• Work instructions:
Can you write out every line of the entries below word for word, leaving the pictures out?

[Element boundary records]

>> Begin

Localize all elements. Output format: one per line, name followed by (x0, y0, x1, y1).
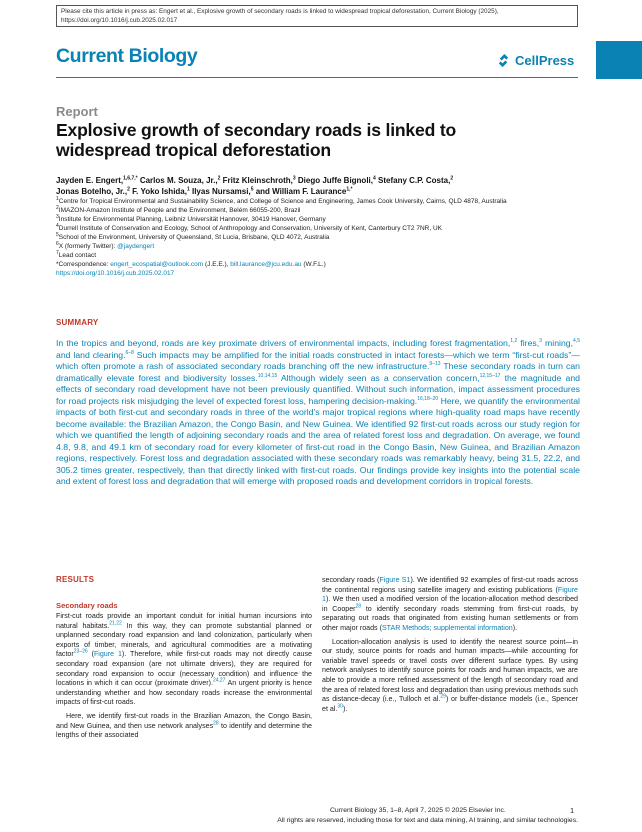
section-subheading: Secondary roads (56, 601, 118, 610)
correspondence (56, 261, 578, 270)
email-link-2[interactable]: bill.laurance@jcu.edu.au (230, 261, 302, 268)
author-line: Jonas Botelho, Jr.,$^2$ F. Yoko Ishida,$^1$ Ilyas Nursamsi,$^5$ and William F. Laurance$^{1,*}$ (56, 185, 353, 196)
rights-statement: All rights are reserved, including those for text and data mining, AI training, and similar technologies. (277, 817, 578, 824)
paragraph: secondary roads (Figure S1). We identified 92 examples of first-cut roads across the continental regions using satellite imagery and existing publications (Figure 1). We then used a modified version of the location-allocation method described in Cooper$^{28}$ to identify secondary roads stemming from first-cut roads, by separating out roads that originated from existing human settlements or from other major roads (STAR Methods; supplemental information). (322, 576, 578, 632)
affiliation-7: $^7$Lead contact (56, 249, 97, 259)
publisher-name: CellPress (515, 53, 575, 68)
methods-link[interactable]: STAR Methods; supplemental information (381, 623, 513, 632)
summary-text: In the tropics and beyond, roads are key proximate drivers of environmental impacts, including forest fragmentation,$^{1,2}$ fires,$^3$ mining,$^{4,5}$ and land clearing.$^{6-8}$ Such impacts may be amplified for the initial roads constructed in intact forests—which we term “first-cut roads”—which often promote a rash of associated secondary roads branching off the new infrastructure.$^{9-13}$ These secondary roads in turn can dramatically elevate forest and biodiversity losses.$^{10,14,15}$ Although widely seen as a conservation concern,$^{12,15-17}$ the magnitude and effects of secondary road development have not been previously quantified. Without such information, impact assessment procedures for road projects risk misjudging the level of expected forest loss, hampering decision-making.$^{16,18-20}$ Here, we quantify the environmental impacts of both first-cut and secondary roads in three of the world’s major tropical regions where high-quality road maps have recently become available: the Brazilian Amazon, the Congo Basin, and New Guinea. We identified 92 first-cut roads across our study region for which we quantified the length of adjoining secondary roads and the area of related forest loss and degradation. On average, we found 4.8, 9.8, and 49.1 km of secondary road for every kilometer of first-cut road in the Congo Basin, New Guinea, and Brazilian Amazon regions, respectively. Forest loss and degradation associated with these secondary roads was remarkably heavy, being 31.5, 22.2, and 305.2 times greater, respectively, than that directly linked with first-cut roads. Our findings provide key insights into the potential scale and extent of forest loss and degradation that will emerge with proposed roads and development corridors in tropical forests. (56, 338, 580, 486)
page-footer: Current Biology 35, 1–8, April 7, 2025 © 2025 Elsevier Inc. (330, 807, 506, 814)
figure-link[interactable]: Figure S1 (379, 576, 411, 584)
journal-title[interactable]: Current Biology (56, 45, 198, 67)
results-heading: RESULTS (56, 575, 95, 584)
twitter-handle-link[interactable]: @jaydengert (117, 243, 155, 250)
correspondence-label: *Correspondence: (56, 261, 111, 268)
doi-link[interactable]: https://doi.org/10.1016/j.cub.2025.02.017 (56, 270, 175, 277)
paragraph: Location-allocation analysis is used to identify the nearest source point—in our study, source points for roads and human impacts—while accounting for variable travel speeds or travel costs over different surface types. By using network analyses to identify source points for roads and human impacts, we are able to provide a more refined assessment of the length of secondary road and the area of related forest loss and degradation than using previous methods such as distance-decay (i.e., Tulloch et al.$^{29}$) or buffer-distance models (i.e., Spencer et al.$^{30}$). (322, 637, 578, 713)
citation-notice: Please cite this article in press as: Engert et al., Explosive growth of secondary roads is linked to widespread tropical deforestation, Current Biology (2025), https://doi.org/10.1016/j.cub.2025.02.017 (56, 5, 578, 27)
correspondence-mid: (J.E.E.), (203, 261, 231, 268)
figure-link[interactable]: Figure 1 (93, 650, 122, 659)
figure-link[interactable]: Figure 1 (322, 585, 578, 604)
brand-block (596, 41, 642, 79)
body-column-left (56, 612, 312, 745)
affiliation-6: $^6$X (formerly Twitter): @jaydengert (56, 240, 155, 250)
author-line: Jayden E. Engert,$^{1,6,7,*}$ Carlos M. Souza, Jr.,$^2$ Fritz Kleinschroth,$^3$ Diego Juffe Bignoli,$^4$ Stefany C.P. Costa,$^2$ (56, 175, 454, 185)
affiliation-3: $^3$Institute for Environmental Planning, Leibniz Universität Hannover, 30419 Hanover, Germany (56, 213, 326, 223)
paragraph: First-cut roads provide an important conduit for initial human incursions into natural habitats.$^{21,22}$ In this way, they can promote substantial planned or unplanned secondary road expansion and land colonization, particularly when exports of timber, minerals, and agricultural commodities are a motivating factor$^{23-26}$ (Figure 1). Therefore, while first-cut roads may not directly cause secondary road expansion (are not ultimate drivers), they are required for secondary road expansion to occur (necessary condition) and influence the locations in which it can occur (proximate driver).$^{24,27}$ An urgent priority is hence understanding whether and how secondary roads increase the environmental impacts of first-cut roads. (56, 612, 313, 707)
body-column-right (322, 576, 578, 718)
affiliation-5: $^5$School of the Environment, University of Queensland, St Lucia, Brisbane, QLD 4072, Australia (56, 231, 330, 241)
paragraph: Here, we identify first-cut roads in the Brazilian Amazon, the Congo Basin, and New Guinea, and then use network analyses$^{28}$ to identify and determine the lengths of their associated (56, 711, 312, 740)
cellpress-icon (496, 53, 511, 68)
publisher-logo[interactable] (496, 53, 574, 68)
correspondence-suffix: (W.F.L.) (301, 261, 326, 268)
email-link-1[interactable]: engert_ecospatial@outlook.com (110, 261, 204, 268)
author-list (56, 176, 578, 197)
affiliation-1: $^1$Centre for Tropical Environmental and Sustainability Science, and College of Science and Engineering, James Cook University, Cairns, QLD 4878, Australia (56, 195, 507, 205)
affiliations (56, 195, 578, 279)
affiliation-4: $^4$Durrell Institute of Conservation and Ecology, School of Anthropology and Conservation, University of Kent, Canterbury CT2 7NR, UK (56, 222, 442, 232)
page-number: 1 (570, 806, 575, 815)
affiliation-2: $^2$IMAZON-Amazon Institute of People and the Environment, Belém 66055-200, Brazil (56, 204, 301, 214)
header-divider (56, 77, 578, 78)
article-title: Explosive growth of secondary roads is linked to widespread tropical deforestation (56, 120, 457, 160)
summary-heading: SUMMARY (56, 318, 99, 327)
article-type: Report (56, 104, 98, 119)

>> End

• Task solution:
Localize all elements. Output format: one per line, name followed by (x0, y0, x1, y1).
section-subheading: Secondary roads (56, 601, 118, 610)
correspondence (56, 261, 578, 270)
email-link-2[interactable]: bill.laurance@jcu.edu.au (230, 261, 302, 268)
author-line: Jonas Botelho, Jr.,$^2$ F. Yoko Ishida,$^1$ Ilyas Nursamsi,$^5$ and William F. Laurance$^{1,*}$ (56, 185, 353, 196)
rights-statement: All rights are reserved, including those for text and data mining, AI training, and similar technologies. (277, 817, 578, 824)
paragraph: secondary roads (Figure S1). We identified 92 examples of first-cut roads across the continental regions using satellite imagery and existing publications (Figure 1). We then used a modified version of the location-allocation method described in Cooper$^{28}$ to identify secondary roads stemming from first-cut roads, by separating out roads that originated from existing human settlements or from other major roads (STAR Methods; supplemental information). (322, 576, 578, 632)
affiliation-7: $^7$Lead contact (56, 249, 97, 259)
publisher-name: CellPress (515, 53, 575, 68)
methods-link[interactable]: STAR Methods; supplemental information (381, 623, 513, 632)
summary-text: In the tropics and beyond, roads are key proximate drivers of environmental impacts, including forest fragmentation,$^{1,2}$ fires,$^3$ mining,$^{4,5}$ and land clearing.$^{6-8}$ Such impacts may be amplified for the initial roads constructed in intact forests—which we term “first-cut roads”—which often promote a rash of associated secondary roads branching off the new infrastructure.$^{9-13}$ These secondary roads in turn can dramatically elevate forest and biodiversity losses.$^{10,14,15}$ Although widely seen as a conservation concern,$^{12,15-17}$ the magnitude and effects of secondary road development have not been previously quantified. Without such information, impact assessment procedures for road projects risk misjudging the level of expected forest loss, hampering decision-making.$^{16,18-20}$ Here, we quantify the environmental impacts of both first-cut and secondary roads in three of the world’s major tropical regions where high-quality road maps have recently become available: the Brazilian Amazon, the Congo Basin, and New Guinea. We identified 92 first-cut roads across our study region for which we quantified the length of adjoining secondary roads and the area of related forest loss and degradation. On average, we found 4.8, 9.8, and 49.1 km of secondary road for every kilometer of first-cut road in the Congo Basin, New Guinea, and Brazilian Amazon regions, respectively. Forest loss and degradation associated with these secondary roads was remarkably heavy, being 31.5, 22.2, and 305.2 times greater, respectively, than that directly linked with first-cut roads. Our findings provide key insights into the potential scale and extent of forest loss and degradation that will emerge with proposed roads and development corridors in tropical forests. (56, 338, 580, 486)
page-footer: Current Biology 35, 1–8, April 7, 2025 © 2025 Elsevier Inc. (330, 807, 506, 814)
figure-link[interactable]: Figure S1 (379, 576, 411, 584)
journal-title[interactable]: Current Biology (56, 45, 198, 67)
results-heading: RESULTS (56, 575, 95, 584)
twitter-handle-link[interactable]: @jaydengert (117, 243, 155, 250)
correspondence-label: *Correspondence: (56, 261, 111, 268)
doi-link[interactable]: https://doi.org/10.1016/j.cub.2025.02.017 (56, 270, 175, 277)
paragraph: Location-allocation analysis is used to identify the nearest source point—in our study, source points for roads and human impacts—while accounting for variable travel speeds or travel costs over different surface types. By using network analyses to identify source points for roads and human impacts, we are able to provide a more refined assessment of the length of secondary road and the area of related forest loss and degradation than using previous methods such as distance-decay (i.e., Tulloch et al.$^{29}$) or buffer-distance models (i.e., Spencer et al.$^{30}$). (322, 637, 578, 713)
citation-notice: Please cite this article in press as: Engert et al., Explosive growth of secondary roads is linked to widespread tropical deforestation, Current Biology (2025), https://doi.org/10.1016/j.cub.2025.02.017 (56, 5, 578, 27)
correspondence-mid: (J.E.E.), (203, 261, 231, 268)
figure-link[interactable]: Figure 1 (93, 650, 122, 659)
figure-link[interactable]: Figure 1 (322, 585, 578, 604)
brand-block (596, 41, 642, 79)
body-column-left (56, 612, 312, 745)
affiliation-6: $^6$X (formerly Twitter): @jaydengert (56, 240, 155, 250)
author-line: Jayden E. Engert,$^{1,6,7,*}$ Carlos M. Souza, Jr.,$^2$ Fritz Kleinschroth,$^3$ Diego Juffe Bignoli,$^4$ Stefany C.P. Costa,$^2$ (56, 175, 454, 185)
affiliation-3: $^3$Institute for Environmental Planning, Leibniz Universität Hannover, 30419 Hanover, Germany (56, 213, 326, 223)
paragraph: First-cut roads provide an important conduit for initial human incursions into natural habitats.$^{21,22}$ In this way, they can promote substantial planned or unplanned secondary road expansion and land colonization, particularly when exports of timber, minerals, and agricultural commodities are a motivating factor$^{23-26}$ (Figure 1). Therefore, while first-cut roads may not directly cause secondary road expansion (are not ultimate drivers), they are required for secondary road expansion to occur (necessary condition) and influence the locations in which it can occur (proximate driver).$^{24,27}$ An urgent priority is hence understanding whether and how secondary roads increase the environmental impacts of first-cut roads. (56, 612, 313, 707)
body-column-right (322, 576, 578, 718)
affiliation-5: $^5$School of the Environment, University of Queensland, St Lucia, Brisbane, QLD 4072, Australia (56, 231, 330, 241)
paragraph: Here, we identify first-cut roads in the Brazilian Amazon, the Congo Basin, and New Guinea, and then use network analyses$^{28}$ to identify and determine the lengths of their associated (56, 711, 312, 740)
cellpress-icon (496, 53, 511, 68)
publisher-logo[interactable] (496, 53, 574, 68)
correspondence-suffix: (W.F.L.) (301, 261, 326, 268)
email-link-1[interactable]: engert_ecospatial@outlook.com (110, 261, 204, 268)
author-list (56, 176, 578, 197)
affiliation-1: $^1$Centre for Tropical Environmental and Sustainability Science, and College of Science and Engineering, James Cook University, Cairns, QLD 4878, Australia (56, 195, 507, 205)
affiliations (56, 195, 578, 279)
affiliation-4: $^4$Durrell Institute of Conservation and Ecology, School of Anthropology and Conservation, University of Kent, Canterbury CT2 7NR, UK (56, 222, 442, 232)
page-number: 1 (570, 806, 575, 815)
affiliation-2: $^2$IMAZON-Amazon Institute of People and the Environment, Belém 66055-200, Brazil (56, 204, 301, 214)
header-divider (56, 77, 578, 78)
article-title: Explosive growth of secondary roads is linked to widespread tropical deforestation (56, 120, 457, 160)
summary-heading: SUMMARY (56, 318, 99, 327)
article-type: Report (56, 104, 98, 119)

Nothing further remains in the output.